# AIM OF THE TASK:
Please transcribe the data below exactly. Leave the pictures out.

# DATA LINES:
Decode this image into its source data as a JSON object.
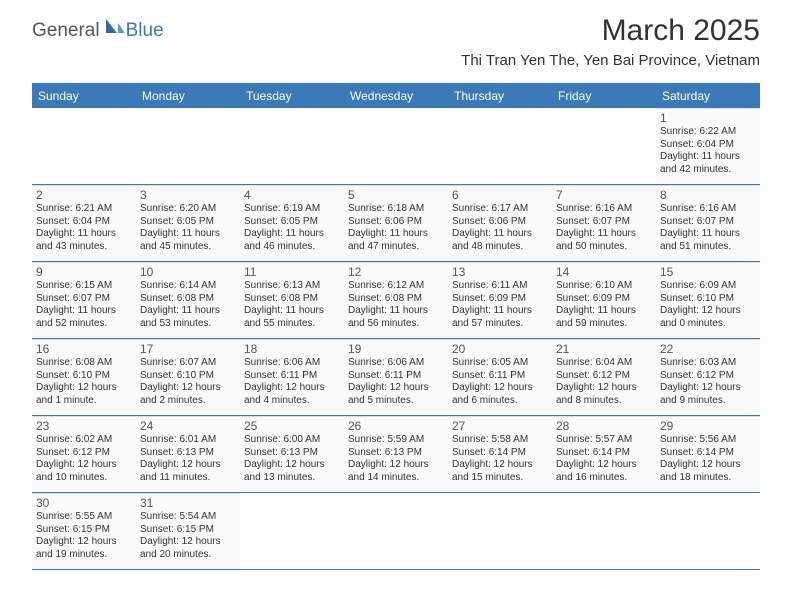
{
  "logo": {
    "general": "General",
    "blue": "Blue"
  },
  "title": "March 2025",
  "location": "Thi Tran Yen The, Yen Bai Province, Vietnam",
  "colors": {
    "brand_blue": "#3a7ab8",
    "text": "#333333",
    "muted": "#555555",
    "cell_bg": "#fafafa",
    "divider": "#dddddd",
    "white": "#ffffff"
  },
  "day_headers": [
    "Sunday",
    "Monday",
    "Tuesday",
    "Wednesday",
    "Thursday",
    "Friday",
    "Saturday"
  ],
  "weeks": [
    [
      null,
      null,
      null,
      null,
      null,
      null,
      {
        "n": "1",
        "sr": "Sunrise: 6:22 AM",
        "ss": "Sunset: 6:04 PM",
        "dl": "Daylight: 11 hours and 42 minutes."
      }
    ],
    [
      {
        "n": "2",
        "sr": "Sunrise: 6:21 AM",
        "ss": "Sunset: 6:04 PM",
        "dl": "Daylight: 11 hours and 43 minutes."
      },
      {
        "n": "3",
        "sr": "Sunrise: 6:20 AM",
        "ss": "Sunset: 6:05 PM",
        "dl": "Daylight: 11 hours and 45 minutes."
      },
      {
        "n": "4",
        "sr": "Sunrise: 6:19 AM",
        "ss": "Sunset: 6:05 PM",
        "dl": "Daylight: 11 hours and 46 minutes."
      },
      {
        "n": "5",
        "sr": "Sunrise: 6:18 AM",
        "ss": "Sunset: 6:06 PM",
        "dl": "Daylight: 11 hours and 47 minutes."
      },
      {
        "n": "6",
        "sr": "Sunrise: 6:17 AM",
        "ss": "Sunset: 6:06 PM",
        "dl": "Daylight: 11 hours and 48 minutes."
      },
      {
        "n": "7",
        "sr": "Sunrise: 6:16 AM",
        "ss": "Sunset: 6:07 PM",
        "dl": "Daylight: 11 hours and 50 minutes."
      },
      {
        "n": "8",
        "sr": "Sunrise: 6:16 AM",
        "ss": "Sunset: 6:07 PM",
        "dl": "Daylight: 11 hours and 51 minutes."
      }
    ],
    [
      {
        "n": "9",
        "sr": "Sunrise: 6:15 AM",
        "ss": "Sunset: 6:07 PM",
        "dl": "Daylight: 11 hours and 52 minutes."
      },
      {
        "n": "10",
        "sr": "Sunrise: 6:14 AM",
        "ss": "Sunset: 6:08 PM",
        "dl": "Daylight: 11 hours and 53 minutes."
      },
      {
        "n": "11",
        "sr": "Sunrise: 6:13 AM",
        "ss": "Sunset: 6:08 PM",
        "dl": "Daylight: 11 hours and 55 minutes."
      },
      {
        "n": "12",
        "sr": "Sunrise: 6:12 AM",
        "ss": "Sunset: 6:08 PM",
        "dl": "Daylight: 11 hours and 56 minutes."
      },
      {
        "n": "13",
        "sr": "Sunrise: 6:11 AM",
        "ss": "Sunset: 6:09 PM",
        "dl": "Daylight: 11 hours and 57 minutes."
      },
      {
        "n": "14",
        "sr": "Sunrise: 6:10 AM",
        "ss": "Sunset: 6:09 PM",
        "dl": "Daylight: 11 hours and 59 minutes."
      },
      {
        "n": "15",
        "sr": "Sunrise: 6:09 AM",
        "ss": "Sunset: 6:10 PM",
        "dl": "Daylight: 12 hours and 0 minutes."
      }
    ],
    [
      {
        "n": "16",
        "sr": "Sunrise: 6:08 AM",
        "ss": "Sunset: 6:10 PM",
        "dl": "Daylight: 12 hours and 1 minute."
      },
      {
        "n": "17",
        "sr": "Sunrise: 6:07 AM",
        "ss": "Sunset: 6:10 PM",
        "dl": "Daylight: 12 hours and 2 minutes."
      },
      {
        "n": "18",
        "sr": "Sunrise: 6:06 AM",
        "ss": "Sunset: 6:11 PM",
        "dl": "Daylight: 12 hours and 4 minutes."
      },
      {
        "n": "19",
        "sr": "Sunrise: 6:06 AM",
        "ss": "Sunset: 6:11 PM",
        "dl": "Daylight: 12 hours and 5 minutes."
      },
      {
        "n": "20",
        "sr": "Sunrise: 6:05 AM",
        "ss": "Sunset: 6:11 PM",
        "dl": "Daylight: 12 hours and 6 minutes."
      },
      {
        "n": "21",
        "sr": "Sunrise: 6:04 AM",
        "ss": "Sunset: 6:12 PM",
        "dl": "Daylight: 12 hours and 8 minutes."
      },
      {
        "n": "22",
        "sr": "Sunrise: 6:03 AM",
        "ss": "Sunset: 6:12 PM",
        "dl": "Daylight: 12 hours and 9 minutes."
      }
    ],
    [
      {
        "n": "23",
        "sr": "Sunrise: 6:02 AM",
        "ss": "Sunset: 6:12 PM",
        "dl": "Daylight: 12 hours and 10 minutes."
      },
      {
        "n": "24",
        "sr": "Sunrise: 6:01 AM",
        "ss": "Sunset: 6:13 PM",
        "dl": "Daylight: 12 hours and 11 minutes."
      },
      {
        "n": "25",
        "sr": "Sunrise: 6:00 AM",
        "ss": "Sunset: 6:13 PM",
        "dl": "Daylight: 12 hours and 13 minutes."
      },
      {
        "n": "26",
        "sr": "Sunrise: 5:59 AM",
        "ss": "Sunset: 6:13 PM",
        "dl": "Daylight: 12 hours and 14 minutes."
      },
      {
        "n": "27",
        "sr": "Sunrise: 5:58 AM",
        "ss": "Sunset: 6:14 PM",
        "dl": "Daylight: 12 hours and 15 minutes."
      },
      {
        "n": "28",
        "sr": "Sunrise: 5:57 AM",
        "ss": "Sunset: 6:14 PM",
        "dl": "Daylight: 12 hours and 16 minutes."
      },
      {
        "n": "29",
        "sr": "Sunrise: 5:56 AM",
        "ss": "Sunset: 6:14 PM",
        "dl": "Daylight: 12 hours and 18 minutes."
      }
    ],
    [
      {
        "n": "30",
        "sr": "Sunrise: 5:55 AM",
        "ss": "Sunset: 6:15 PM",
        "dl": "Daylight: 12 hours and 19 minutes."
      },
      {
        "n": "31",
        "sr": "Sunrise: 5:54 AM",
        "ss": "Sunset: 6:15 PM",
        "dl": "Daylight: 12 hours and 20 minutes."
      },
      null,
      null,
      null,
      null,
      null
    ]
  ]
}
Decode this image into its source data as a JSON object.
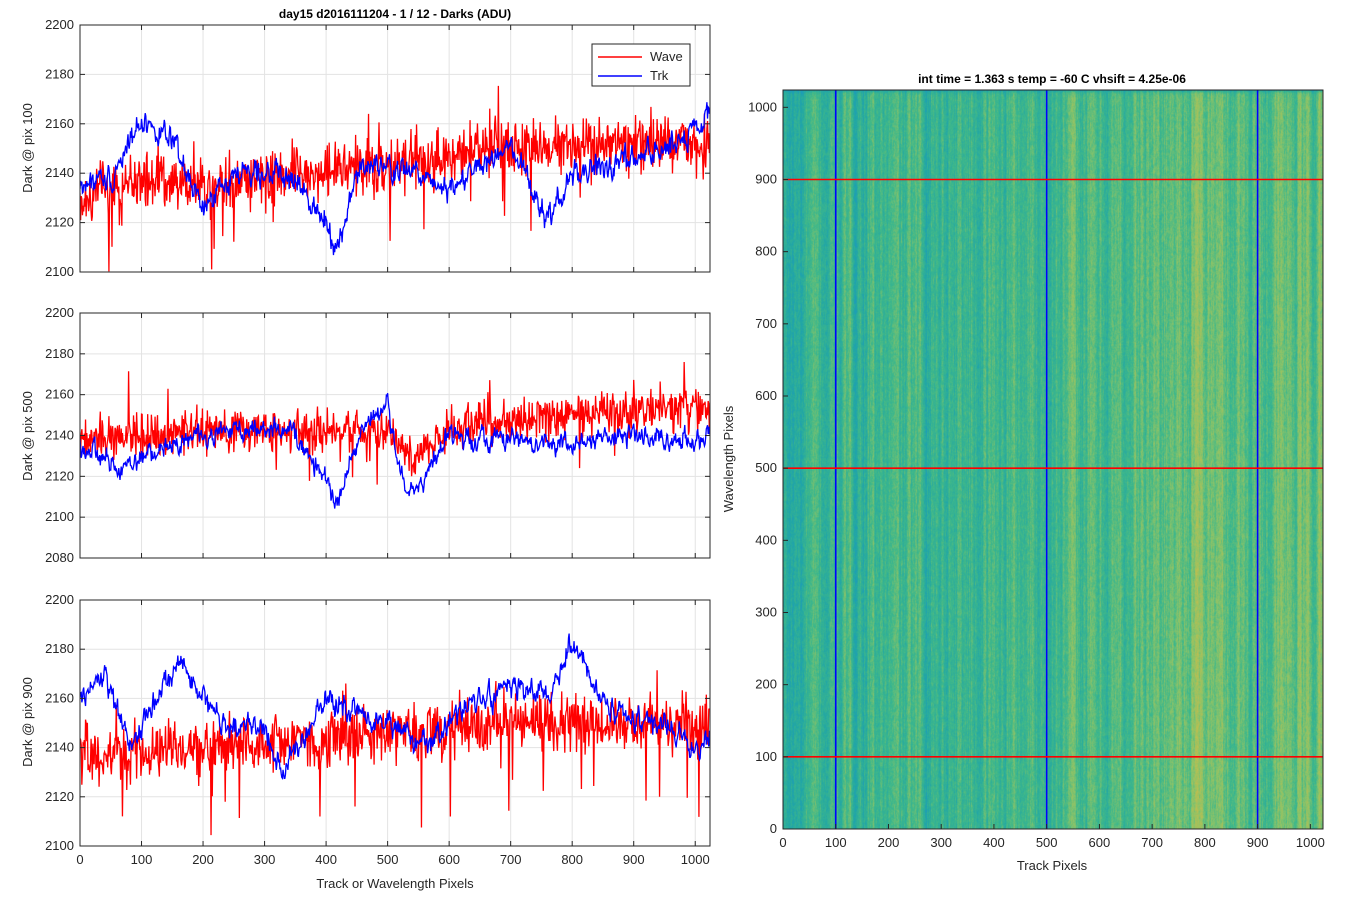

# RESPONSE TO THIS EXERCISE:
Decode this image into its source data as a JSON object.
{
  "logo": {
    "general": "General",
    "blue": "Blue"
  },
  "title": "March 2025",
  "location": "Thi Tran Yen The, Yen Bai Province, Vietnam",
  "colors": {
    "brand_blue": "#3a7ab8",
    "text": "#333333",
    "muted": "#555555",
    "cell_bg": "#fafafa",
    "divider": "#dddddd",
    "white": "#ffffff"
  },
  "day_headers": [
    "Sunday",
    "Monday",
    "Tuesday",
    "Wednesday",
    "Thursday",
    "Friday",
    "Saturday"
  ],
  "weeks": [
    [
      null,
      null,
      null,
      null,
      null,
      null,
      {
        "n": "1",
        "sr": "Sunrise: 6:22 AM",
        "ss": "Sunset: 6:04 PM",
        "dl": "Daylight: 11 hours and 42 minutes."
      }
    ],
    [
      {
        "n": "2",
        "sr": "Sunrise: 6:21 AM",
        "ss": "Sunset: 6:04 PM",
        "dl": "Daylight: 11 hours and 43 minutes."
      },
      {
        "n": "3",
        "sr": "Sunrise: 6:20 AM",
        "ss": "Sunset: 6:05 PM",
        "dl": "Daylight: 11 hours and 45 minutes."
      },
      {
        "n": "4",
        "sr": "Sunrise: 6:19 AM",
        "ss": "Sunset: 6:05 PM",
        "dl": "Daylight: 11 hours and 46 minutes."
      },
      {
        "n": "5",
        "sr": "Sunrise: 6:18 AM",
        "ss": "Sunset: 6:06 PM",
        "dl": "Daylight: 11 hours and 47 minutes."
      },
      {
        "n": "6",
        "sr": "Sunrise: 6:17 AM",
        "ss": "Sunset: 6:06 PM",
        "dl": "Daylight: 11 hours and 48 minutes."
      },
      {
        "n": "7",
        "sr": "Sunrise: 6:16 AM",
        "ss": "Sunset: 6:07 PM",
        "dl": "Daylight: 11 hours and 50 minutes."
      },
      {
        "n": "8",
        "sr": "Sunrise: 6:16 AM",
        "ss": "Sunset: 6:07 PM",
        "dl": "Daylight: 11 hours and 51 minutes."
      }
    ],
    [
      {
        "n": "9",
        "sr": "Sunrise: 6:15 AM",
        "ss": "Sunset: 6:07 PM",
        "dl": "Daylight: 11 hours and 52 minutes."
      },
      {
        "n": "10",
        "sr": "Sunrise: 6:14 AM",
        "ss": "Sunset: 6:08 PM",
        "dl": "Daylight: 11 hours and 53 minutes."
      },
      {
        "n": "11",
        "sr": "Sunrise: 6:13 AM",
        "ss": "Sunset: 6:08 PM",
        "dl": "Daylight: 11 hours and 55 minutes."
      },
      {
        "n": "12",
        "sr": "Sunrise: 6:12 AM",
        "ss": "Sunset: 6:08 PM",
        "dl": "Daylight: 11 hours and 56 minutes."
      },
      {
        "n": "13",
        "sr": "Sunrise: 6:11 AM",
        "ss": "Sunset: 6:09 PM",
        "dl": "Daylight: 11 hours and 57 minutes."
      },
      {
        "n": "14",
        "sr": "Sunrise: 6:10 AM",
        "ss": "Sunset: 6:09 PM",
        "dl": "Daylight: 11 hours and 59 minutes."
      },
      {
        "n": "15",
        "sr": "Sunrise: 6:09 AM",
        "ss": "Sunset: 6:10 PM",
        "dl": "Daylight: 12 hours and 0 minutes."
      }
    ],
    [
      {
        "n": "16",
        "sr": "Sunrise: 6:08 AM",
        "ss": "Sunset: 6:10 PM",
        "dl": "Daylight: 12 hours and 1 minute."
      },
      {
        "n": "17",
        "sr": "Sunrise: 6:07 AM",
        "ss": "Sunset: 6:10 PM",
        "dl": "Daylight: 12 hours and 2 minutes."
      },
      {
        "n": "18",
        "sr": "Sunrise: 6:06 AM",
        "ss": "Sunset: 6:11 PM",
        "dl": "Daylight: 12 hours and 4 minutes."
      },
      {
        "n": "19",
        "sr": "Sunrise: 6:06 AM",
        "ss": "Sunset: 6:11 PM",
        "dl": "Daylight: 12 hours and 5 minutes."
      },
      {
        "n": "20",
        "sr": "Sunrise: 6:05 AM",
        "ss": "Sunset: 6:11 PM",
        "dl": "Daylight: 12 hours and 6 minutes."
      },
      {
        "n": "21",
        "sr": "Sunrise: 6:04 AM",
        "ss": "Sunset: 6:12 PM",
        "dl": "Daylight: 12 hours and 8 minutes."
      },
      {
        "n": "22",
        "sr": "Sunrise: 6:03 AM",
        "ss": "Sunset: 6:12 PM",
        "dl": "Daylight: 12 hours and 9 minutes."
      }
    ],
    [
      {
        "n": "23",
        "sr": "Sunrise: 6:02 AM",
        "ss": "Sunset: 6:12 PM",
        "dl": "Daylight: 12 hours and 10 minutes."
      },
      {
        "n": "24",
        "sr": "Sunrise: 6:01 AM",
        "ss": "Sunset: 6:13 PM",
        "dl": "Daylight: 12 hours and 11 minutes."
      },
      {
        "n": "25",
        "sr": "Sunrise: 6:00 AM",
        "ss": "Sunset: 6:13 PM",
        "dl": "Daylight: 12 hours and 13 minutes."
      },
      {
        "n": "26",
        "sr": "Sunrise: 5:59 AM",
        "ss": "Sunset: 6:13 PM",
        "dl": "Daylight: 12 hours and 14 minutes."
      },
      {
        "n": "27",
        "sr": "Sunrise: 5:58 AM",
        "ss": "Sunset: 6:14 PM",
        "dl": "Daylight: 12 hours and 15 minutes."
      },
      {
        "n": "28",
        "sr": "Sunrise: 5:57 AM",
        "ss": "Sunset: 6:14 PM",
        "dl": "Daylight: 12 hours and 16 minutes."
      },
      {
        "n": "29",
        "sr": "Sunrise: 5:56 AM",
        "ss": "Sunset: 6:14 PM",
        "dl": "Daylight: 12 hours and 18 minutes."
      }
    ],
    [
      {
        "n": "30",
        "sr": "Sunrise: 5:55 AM",
        "ss": "Sunset: 6:15 PM",
        "dl": "Daylight: 12 hours and 19 minutes."
      },
      {
        "n": "31",
        "sr": "Sunrise: 5:54 AM",
        "ss": "Sunset: 6:15 PM",
        "dl": "Daylight: 12 hours and 20 minutes."
      },
      null,
      null,
      null,
      null,
      null
    ]
  ]
}
Decode this image into its source data as a JSON object.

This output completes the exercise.